Identify all lines in the listing that include the word "Windows", and copy them out.

══════════════════════════════

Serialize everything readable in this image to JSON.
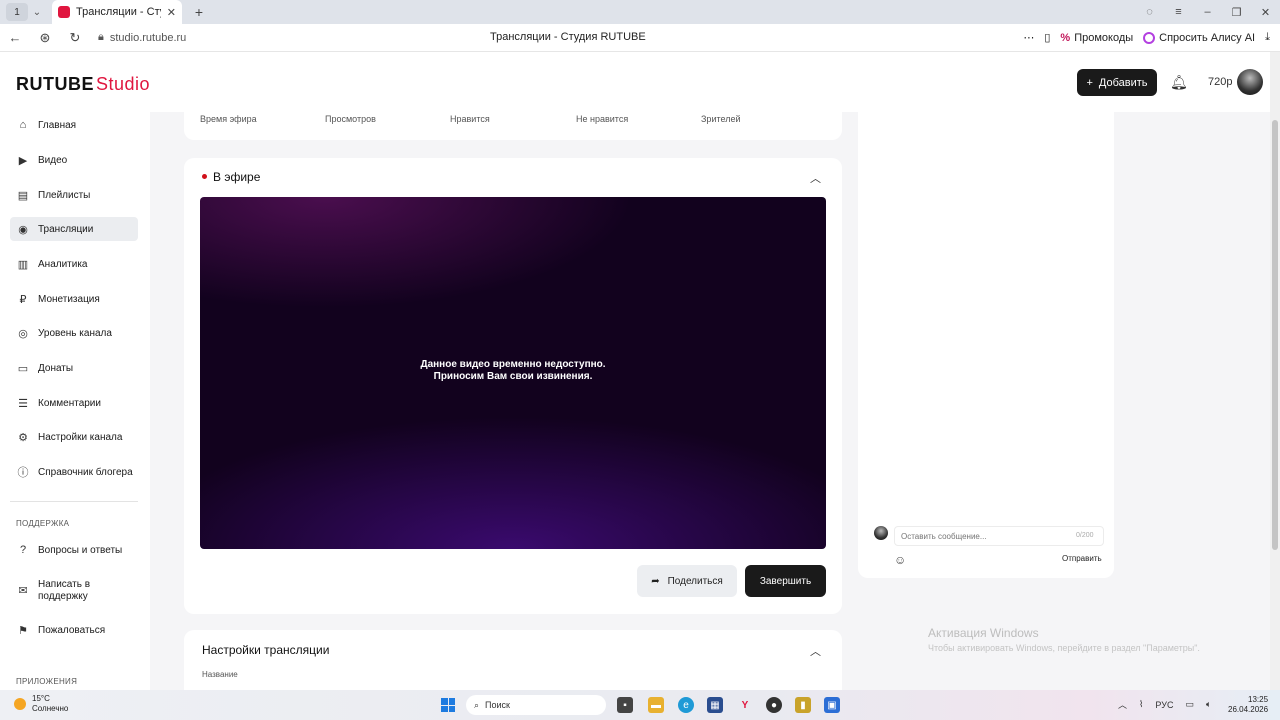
{
  "browser": {
    "tab_index": "1",
    "tab_title": "Трансляции - Студия R",
    "url": "studio.rutube.ru",
    "page_title": "Трансляции - Студия RUTUBE",
    "promo_label": "Промокоды",
    "alice_label": "Спросить Алису AI"
  },
  "header": {
    "logo_main": "RUTUBE",
    "logo_sub": "Studio",
    "add_label": "Добавить",
    "quality": "720p"
  },
  "sidebar": {
    "items": [
      {
        "label": "Главная",
        "icon": "home-icon"
      },
      {
        "label": "Видео",
        "icon": "video-icon"
      },
      {
        "label": "Плейлисты",
        "icon": "playlist-icon"
      },
      {
        "label": "Трансляции",
        "icon": "broadcast-icon"
      },
      {
        "label": "Аналитика",
        "icon": "analytics-icon"
      },
      {
        "label": "Монетизация",
        "icon": "monetization-icon"
      },
      {
        "label": "Уровень канала",
        "icon": "level-icon"
      },
      {
        "label": "Донаты",
        "icon": "donate-icon"
      },
      {
        "label": "Комментарии",
        "icon": "comment-icon"
      },
      {
        "label": "Настройки канала",
        "icon": "gear-icon"
      },
      {
        "label": "Справочник блогера",
        "icon": "help-icon"
      }
    ],
    "support_caption": "ПОДДЕРЖКА",
    "support_items": [
      {
        "label": "Вопросы и ответы",
        "icon": "question-icon"
      },
      {
        "label": "Написать в поддержку",
        "icon": "mail-icon"
      },
      {
        "label": "Пожаловаться",
        "icon": "flag-icon"
      }
    ],
    "apps_caption": "ПРИЛОЖЕНИЯ"
  },
  "stats": {
    "labels": [
      "Время эфира",
      "Просмотров",
      "Нравится",
      "Не нравится",
      "Зрителей"
    ]
  },
  "live": {
    "title": "В эфире",
    "player_line1": "Данное видео временно недоступно.",
    "player_line2": "Приносим Вам свои извинения.",
    "share_label": "Поделиться",
    "finish_label": "Завершить"
  },
  "settings": {
    "title": "Настройки трансляции",
    "name_label": "Название"
  },
  "chat": {
    "placeholder": "Оставить сообщение...",
    "counter": "0/200",
    "send_label": "Отправить"
  },
  "watermark": {
    "title": "Активация Windows",
    "subtitle": "Чтобы активировать Windows, перейдите в раздел \"Параметры\"."
  },
  "taskbar": {
    "temp": "15°C",
    "weather": "Солнечно",
    "search_label": "Поиск",
    "lang": "РУС",
    "time": "13:25",
    "date": "26.04.2026"
  },
  "colors": {
    "accent": "#e0163f",
    "live_dot": "#d0101a",
    "dark_button": "#1a1a1a"
  }
}
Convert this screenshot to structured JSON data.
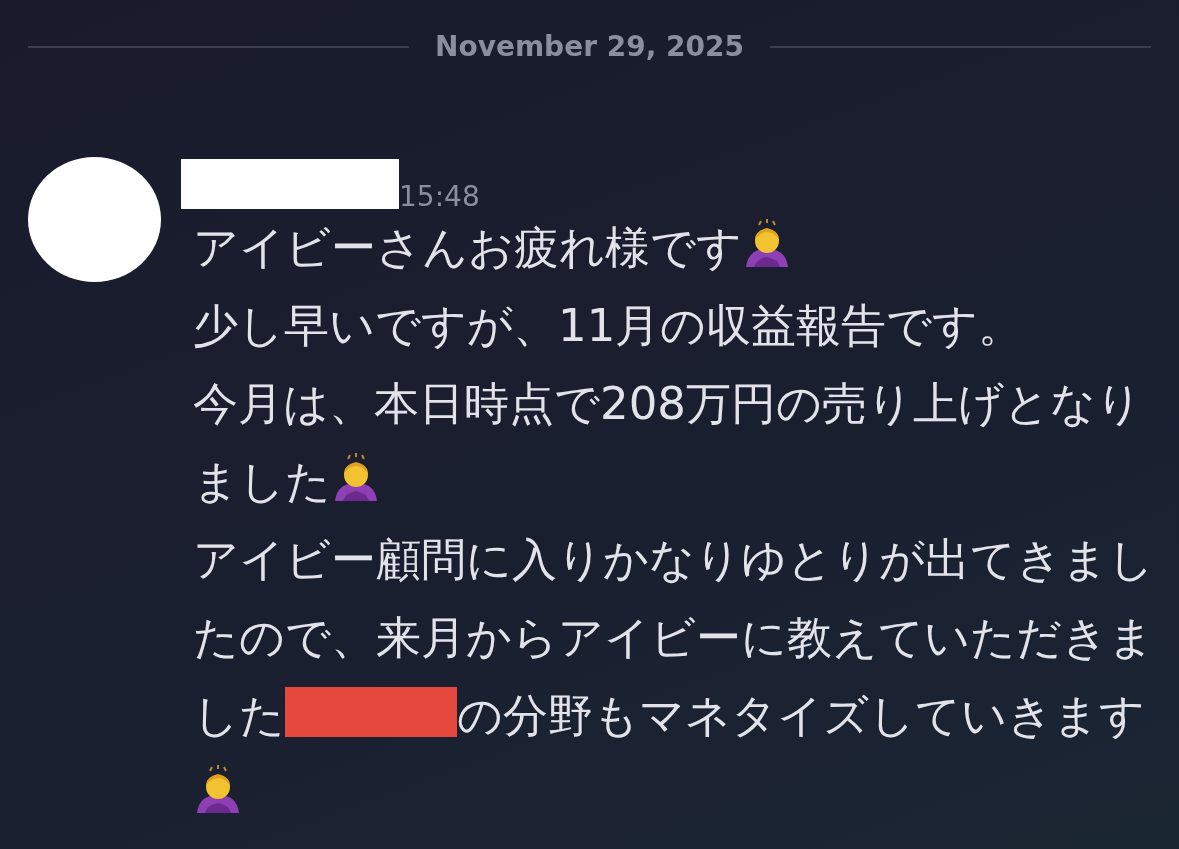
{
  "date_divider": "November 29, 2025",
  "message": {
    "time": "15:48",
    "paragraphs": [
      [
        {
          "kind": "text",
          "text": "アイビーさんお疲れ様です"
        },
        {
          "kind": "emoji"
        }
      ],
      [
        {
          "kind": "text",
          "text": "少し早いですが、11月の収益報告です。"
        }
      ],
      [
        {
          "kind": "text",
          "text": "今月は、本日時点で208万円の売り上げとなりました"
        },
        {
          "kind": "emoji"
        }
      ],
      [
        {
          "kind": "text",
          "text": "アイビー顧問に入りかなりゆとりが出てきましたので、来月からアイビーに教えていただきました"
        },
        {
          "kind": "redaction"
        },
        {
          "kind": "text",
          "text": "の分野もマネタイズしていきます"
        },
        {
          "kind": "emoji"
        }
      ]
    ]
  }
}
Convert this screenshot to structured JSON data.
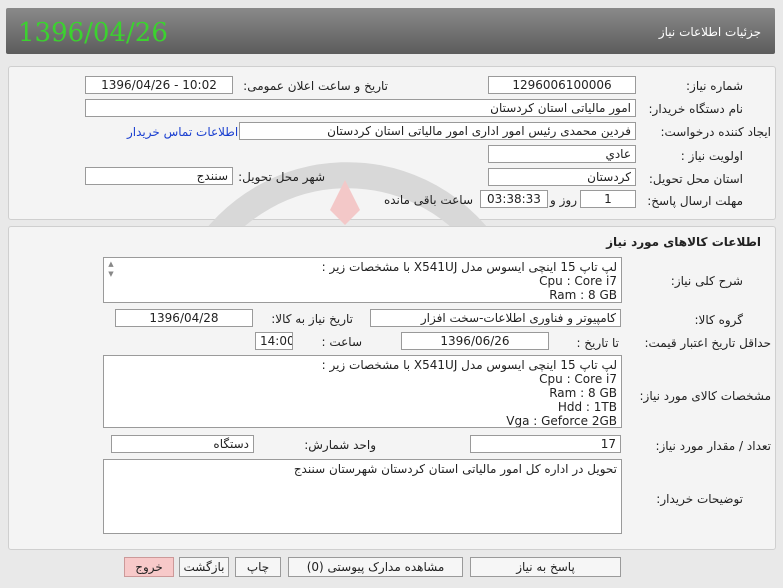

══════════════════════════════

**Output of the exercise:**
    "title": "Активация Windows",
    "subtitle": "Чтобы активировать Windows, перейдите в раздел \"Параметры\"."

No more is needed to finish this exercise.